• [Data rows]:
** START **

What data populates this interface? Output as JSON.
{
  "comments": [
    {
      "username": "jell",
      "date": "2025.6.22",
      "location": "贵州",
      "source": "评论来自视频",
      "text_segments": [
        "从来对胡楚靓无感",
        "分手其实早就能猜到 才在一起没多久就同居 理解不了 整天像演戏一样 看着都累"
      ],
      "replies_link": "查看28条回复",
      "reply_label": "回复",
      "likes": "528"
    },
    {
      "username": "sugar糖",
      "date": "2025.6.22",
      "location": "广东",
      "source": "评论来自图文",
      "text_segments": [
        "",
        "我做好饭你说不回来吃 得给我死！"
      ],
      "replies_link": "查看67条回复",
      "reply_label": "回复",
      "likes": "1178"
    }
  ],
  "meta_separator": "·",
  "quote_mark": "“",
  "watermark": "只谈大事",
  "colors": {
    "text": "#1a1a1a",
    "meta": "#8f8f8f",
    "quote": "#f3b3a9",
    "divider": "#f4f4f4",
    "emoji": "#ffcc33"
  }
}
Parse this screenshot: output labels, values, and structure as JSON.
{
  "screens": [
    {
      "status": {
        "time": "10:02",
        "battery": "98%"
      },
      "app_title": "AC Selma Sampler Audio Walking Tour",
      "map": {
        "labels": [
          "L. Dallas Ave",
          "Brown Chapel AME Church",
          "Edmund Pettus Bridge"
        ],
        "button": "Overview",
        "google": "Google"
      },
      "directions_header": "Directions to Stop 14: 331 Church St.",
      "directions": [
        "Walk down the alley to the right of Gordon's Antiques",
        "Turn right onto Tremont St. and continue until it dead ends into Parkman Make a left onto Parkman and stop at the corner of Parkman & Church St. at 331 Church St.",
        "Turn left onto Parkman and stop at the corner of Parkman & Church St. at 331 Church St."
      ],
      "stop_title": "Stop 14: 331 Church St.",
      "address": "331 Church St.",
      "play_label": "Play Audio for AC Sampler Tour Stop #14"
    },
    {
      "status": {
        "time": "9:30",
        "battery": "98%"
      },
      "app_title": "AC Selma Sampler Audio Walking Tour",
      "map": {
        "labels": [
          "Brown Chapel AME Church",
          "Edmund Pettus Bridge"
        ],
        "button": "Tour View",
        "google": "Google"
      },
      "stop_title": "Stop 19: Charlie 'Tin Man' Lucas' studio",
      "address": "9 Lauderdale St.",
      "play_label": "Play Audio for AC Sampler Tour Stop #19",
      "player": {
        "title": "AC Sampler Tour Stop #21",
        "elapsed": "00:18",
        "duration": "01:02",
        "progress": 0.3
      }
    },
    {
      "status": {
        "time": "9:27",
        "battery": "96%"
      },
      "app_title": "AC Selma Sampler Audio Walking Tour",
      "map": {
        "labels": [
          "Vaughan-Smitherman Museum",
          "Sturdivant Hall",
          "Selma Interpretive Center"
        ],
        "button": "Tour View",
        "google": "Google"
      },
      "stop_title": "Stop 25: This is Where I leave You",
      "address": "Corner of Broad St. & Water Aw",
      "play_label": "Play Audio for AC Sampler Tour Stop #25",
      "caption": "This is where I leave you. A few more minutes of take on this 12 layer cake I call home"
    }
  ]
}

** END **

• [Written request]: Write the material out again in its entirety, exactly as shown.

• [Expected answer]:
What data populates this interface? Output as JSON.
{
  "comments": [
    {
      "username": "jell",
      "date": "2025.6.22",
      "location": "贵州",
      "source": "评论来自视频",
      "text_segments": [
        "从来对胡楚靓无感",
        "分手其实早就能猜到 才在一起没多久就同居 理解不了 整天像演戏一样 看着都累"
      ],
      "replies_link": "查看28条回复",
      "reply_label": "回复",
      "likes": "528"
    },
    {
      "username": "sugar糖",
      "date": "2025.6.22",
      "location": "广东",
      "source": "评论来自图文",
      "text_segments": [
        "",
        "我做好饭你说不回来吃 得给我死！"
      ],
      "replies_link": "查看67条回复",
      "reply_label": "回复",
      "likes": "1178"
    }
  ],
  "meta_separator": "·",
  "quote_mark": "“",
  "watermark": "只谈大事",
  "colors": {
    "text": "#1a1a1a",
    "meta": "#8f8f8f",
    "quote": "#f3b3a9",
    "divider": "#f4f4f4",
    "emoji": "#ffcc33"
  }
}
Parse this screenshot: output labels, values, and structure as JSON.
{
  "screens": [
    {
      "status": {
        "time": "10:02",
        "battery": "98%"
      },
      "app_title": "AC Selma Sampler Audio Walking Tour",
      "map": {
        "labels": [
          "L. Dallas Ave",
          "Brown Chapel AME Church",
          "Edmund Pettus Bridge"
        ],
        "button": "Overview",
        "google": "Google"
      },
      "directions_header": "Directions to Stop 14: 331 Church St.",
      "directions": [
        "Walk down the alley to the right of Gordon's Antiques",
        "Turn right onto Tremont St. and continue until it dead ends into Parkman Make a left onto Parkman and stop at the corner of Parkman & Church St. at 331 Church St.",
        "Turn left onto Parkman and stop at the corner of Parkman & Church St. at 331 Church St."
      ],
      "stop_title": "Stop 14: 331 Church St.",
      "address": "331 Church St.",
      "play_label": "Play Audio for AC Sampler Tour Stop #14"
    },
    {
      "status": {
        "time": "9:30",
        "battery": "98%"
      },
      "app_title": "AC Selma Sampler Audio Walking Tour",
      "map": {
        "labels": [
          "Brown Chapel AME Church",
          "Edmund Pettus Bridge"
        ],
        "button": "Tour View",
        "google": "Google"
      },
      "stop_title": "Stop 19: Charlie 'Tin Man' Lucas' studio",
      "address": "9 Lauderdale St.",
      "play_label": "Play Audio for AC Sampler Tour Stop #19",
      "player": {
        "title": "AC Sampler Tour Stop #21",
        "elapsed": "00:18",
        "duration": "01:02",
        "progress": 0.3
      }
    },
    {
      "status": {
        "time": "9:27",
        "battery": "96%"
      },
      "app_title": "AC Selma Sampler Audio Walking Tour",
      "map": {
        "labels": [
          "Vaughan-Smitherman Museum",
          "Sturdivant Hall",
          "Selma Interpretive Center"
        ],
        "button": "Tour View",
        "google": "Google"
      },
      "stop_title": "Stop 25: This is Where I leave You",
      "address": "Corner of Broad St. & Water Aw",
      "play_label": "Play Audio for AC Sampler Tour Stop #25",
      "caption": "This is where I leave you. A few more minutes of take on this 12 layer cake I call home"
    }
  ]
}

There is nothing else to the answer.